::: Information shown
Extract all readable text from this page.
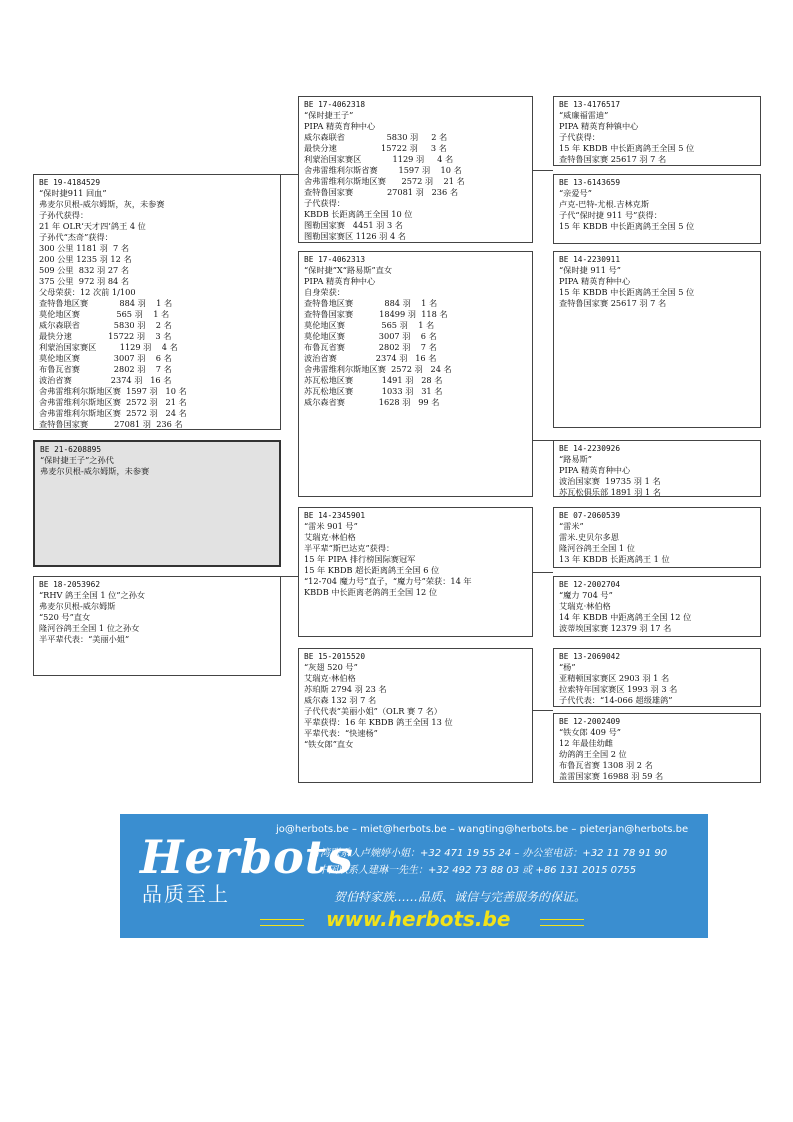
BE 19-4184529
“保时捷911 回血”
弗麦尔贝根-威尔姆斯，灰，未参赛
子孙代获得：
21 年 OLR‘天才四’鸽王 4 位
子孙代“杰奇”获得：
300 公里 1181 羽  7 名
200 公里 1235 羽 12 名
509 公里  832 羽 27 名
375 公里  972 羽 84 名
父母荣获：12 次前 1/100
查特鲁地区赛            884 羽    1 名
莫伦地区赛              565 羽    1 名
威尔森联省             5830 羽    2 名
最快分速              15722 羽    3 名
利蒙治国家赛区         1129 羽    4 名
莫伦地区赛             3007 羽    6 名
布鲁瓦省赛             2802 羽    7 名
波治省赛               2374 羽   16 名
舍弗雷维利尔斯地区赛  1597 羽   10 名
舍弗雷维利尔斯地区赛  2572 羽   21 名
舍弗雷维利尔斯地区赛  2572 羽   24 名
查特鲁国家赛          27081 羽  236 名
BE 21-6208895
“保时捷王子”之孙代
弗麦尔贝根-威尔姆斯，未参赛
BE 18-2053962
“RHV 鸽王全国 1 位”之孙女
弗麦尔贝根-威尔姆斯
“520 号”直女
隆河谷鸽王全国 1 位之孙女
半平辈代表：“美丽小姐”
BE 17-4062318
“保时捷王子”
PIPA 精英育种中心
威尔森联省                5830 羽     2 名
最快分速                 15722 羽     3 名
利蒙治国家赛区            1129 羽     4 名
舍弗雷维利尔斯省赛        1597 羽    10 名
舍弗雷维利尔斯地区赛      2572 羽    21 名
查特鲁国家赛             27081 羽   236 名
子代获得：
KBDB 长距离鸽王全国 10 位
图勒国家赛   4451 羽 3 名
图勒国家赛区 1126 羽 4 名
BE 17-4062313
“保时捷”X“路易斯”直女
PIPA 精英育种中心
自身荣获：
查特鲁地区赛            884 羽    1 名
查特鲁国家赛          18499 羽  118 名
莫伦地区赛              565 羽    1 名
莫伦地区赛             3007 羽    6 名
布鲁瓦省赛             2802 羽    7 名
波治省赛               2374 羽   16 名
舍弗雷维利尔斯地区赛  2572 羽   24 名
苏瓦松地区赛           1491 羽   28 名
苏瓦松地区赛           1033 羽   31 名
威尔森省赛             1628 羽   99 名
BE 14-2345901
“雷米 901 号”
艾瑞克·林伯格
半平辈“斯巴达克”获得：
15 年 PIPA 排行榜国际赛冠军
15 年 KBDB 超长距离鸽王全国 6 位
“12-704 魔力号”直子，“魔力号”荣获：14 年
KBDB 中长距离老鸽鸽王全国 12 位
BE 15-2015520
“灰翅 520 号”
艾瑞克·林伯格
苏珀斯 2794 羽 23 名
威尔森 132 羽 7 名
子代代表“美丽小姐”（OLR 赛 7 名）
平辈获得：16 年 KBDB 鸽王全国 13 位
平辈代表：“快速杨”
“铁女郎”直女
BE 13-4176517
“威廉福雷迪”
PIPA 精英育种镇中心
子代获得：
15 年 KBDB 中长距离鸽王全国 5 位
查特鲁国家赛 25617 羽 7 名
BE 13-6143659
“亲爱号”
卢克-巴特-尤根.吉林克斯
子代“保时捷 911 号”获得：
15 年 KBDB 中长距离鸽王全国 5 位
BE 14-2230911
“保时捷 911 号”
PIPA 精英育种中心
15 年 KBDB 中长距离鸽王全国 5 位
查特鲁国家赛 25617 羽 7 名
BE 14-2230926
“路易斯”
PIPA 精英育种中心
波治国家赛  19735 羽 1 名
苏瓦松俱乐部 1891 羽 1 名
BE 07-2060539
“雷米”
雷米.史贝尔多恩
隆河谷鸽王全国 1 位
13 年 KBDB 长距离鸽王 1 位
BE 12-2002704
“魔力 704 号”
艾瑞克·林伯格
14 年 KBDB 中距离鸽王全国 12 位
波蒂埃国家赛 12379 羽 17 名
BE 13-2069042
“杨”
亚精顿国家赛区 2903 羽 1 名
拉索特年国家赛区 1993 羽 3 名
子代代表：“14-066 超级雄鸽”
BE 12-2002409
“铁女郎 409 号”
12 年最佳幼雌
幼鸽鸽王全国 2 位
布鲁瓦省赛 1308 羽 2 名
盖雷国家赛 16988 羽 59 名
Herbots
品质至上
jo@herbots.be – miet@herbots.be – wangting@herbots.be – pieterjan@herbots.be
台湾联系人卢婉婷小姐：+32 471 19 55 24 – 办公室电话：+32 11 78 91 90
中国联系人建琳一先生：+32 492 73 88 03 或 +86 131 2015 0755
贺伯特家族……品质、诚信与完善服务的保证。
www.herbots.be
::::::
Working from the lines above, reproduce the material exactly and exclude its pictures.

• Answer to the exercise:
Extract all readable text from this page.
BE 19-4184529
“保时捷911 回血”
弗麦尔贝根-威尔姆斯，灰，未参赛
子孙代获得：
21 年 OLR‘天才四’鸽王 4 位
子孙代“杰奇”获得：
300 公里 1181 羽  7 名
200 公里 1235 羽 12 名
509 公里  832 羽 27 名
375 公里  972 羽 84 名
父母荣获：12 次前 1/100
查特鲁地区赛            884 羽    1 名
莫伦地区赛              565 羽    1 名
威尔森联省             5830 羽    2 名
最快分速              15722 羽    3 名
利蒙治国家赛区         1129 羽    4 名
莫伦地区赛             3007 羽    6 名
布鲁瓦省赛             2802 羽    7 名
波治省赛               2374 羽   16 名
舍弗雷维利尔斯地区赛  1597 羽   10 名
舍弗雷维利尔斯地区赛  2572 羽   21 名
舍弗雷维利尔斯地区赛  2572 羽   24 名
查特鲁国家赛          27081 羽  236 名
BE 21-6208895
“保时捷王子”之孙代
弗麦尔贝根-威尔姆斯，未参赛
BE 18-2053962
“RHV 鸽王全国 1 位”之孙女
弗麦尔贝根-威尔姆斯
“520 号”直女
隆河谷鸽王全国 1 位之孙女
半平辈代表：“美丽小姐”
BE 17-4062318
“保时捷王子”
PIPA 精英育种中心
威尔森联省                5830 羽     2 名
最快分速                 15722 羽     3 名
利蒙治国家赛区            1129 羽     4 名
舍弗雷维利尔斯省赛        1597 羽    10 名
舍弗雷维利尔斯地区赛      2572 羽    21 名
查特鲁国家赛             27081 羽   236 名
子代获得：
KBDB 长距离鸽王全国 10 位
图勒国家赛   4451 羽 3 名
图勒国家赛区 1126 羽 4 名
BE 17-4062313
“保时捷”X“路易斯”直女
PIPA 精英育种中心
自身荣获：
查特鲁地区赛            884 羽    1 名
查特鲁国家赛          18499 羽  118 名
莫伦地区赛              565 羽    1 名
莫伦地区赛             3007 羽    6 名
布鲁瓦省赛             2802 羽    7 名
波治省赛               2374 羽   16 名
舍弗雷维利尔斯地区赛  2572 羽   24 名
苏瓦松地区赛           1491 羽   28 名
苏瓦松地区赛           1033 羽   31 名
威尔森省赛             1628 羽   99 名
BE 14-2345901
“雷米 901 号”
艾瑞克·林伯格
半平辈“斯巴达克”获得：
15 年 PIPA 排行榜国际赛冠军
15 年 KBDB 超长距离鸽王全国 6 位
“12-704 魔力号”直子，“魔力号”荣获：14 年
KBDB 中长距离老鸽鸽王全国 12 位
BE 15-2015520
“灰翅 520 号”
艾瑞克·林伯格
苏珀斯 2794 羽 23 名
威尔森 132 羽 7 名
子代代表“美丽小姐”（OLR 赛 7 名）
平辈获得：16 年 KBDB 鸽王全国 13 位
平辈代表：“快速杨”
“铁女郎”直女
BE 13-4176517
“威廉福雷迪”
PIPA 精英育种镇中心
子代获得：
15 年 KBDB 中长距离鸽王全国 5 位
查特鲁国家赛 25617 羽 7 名
BE 13-6143659
“亲爱号”
卢克-巴特-尤根.吉林克斯
子代“保时捷 911 号”获得：
15 年 KBDB 中长距离鸽王全国 5 位
BE 14-2230911
“保时捷 911 号”
PIPA 精英育种中心
15 年 KBDB 中长距离鸽王全国 5 位
查特鲁国家赛 25617 羽 7 名
BE 14-2230926
“路易斯”
PIPA 精英育种中心
波治国家赛  19735 羽 1 名
苏瓦松俱乐部 1891 羽 1 名
BE 07-2060539
“雷米”
雷米.史贝尔多恩
隆河谷鸽王全国 1 位
13 年 KBDB 长距离鸽王 1 位
BE 12-2002704
“魔力 704 号”
艾瑞克·林伯格
14 年 KBDB 中距离鸽王全国 12 位
波蒂埃国家赛 12379 羽 17 名
BE 13-2069042
“杨”
亚精顿国家赛区 2903 羽 1 名
拉索特年国家赛区 1993 羽 3 名
子代代表：“14-066 超级雄鸽”
BE 12-2002409
“铁女郎 409 号”
12 年最佳幼雌
幼鸽鸽王全国 2 位
布鲁瓦省赛 1308 羽 2 名
盖雷国家赛 16988 羽 59 名
Herbots
品质至上
jo@herbots.be – miet@herbots.be – wangting@herbots.be – pieterjan@herbots.be
台湾联系人卢婉婷小姐：+32 471 19 55 24 – 办公室电话：+32 11 78 91 90
中国联系人建琳一先生：+32 492 73 88 03 或 +86 131 2015 0755
贺伯特家族……品质、诚信与完善服务的保证。
www.herbots.be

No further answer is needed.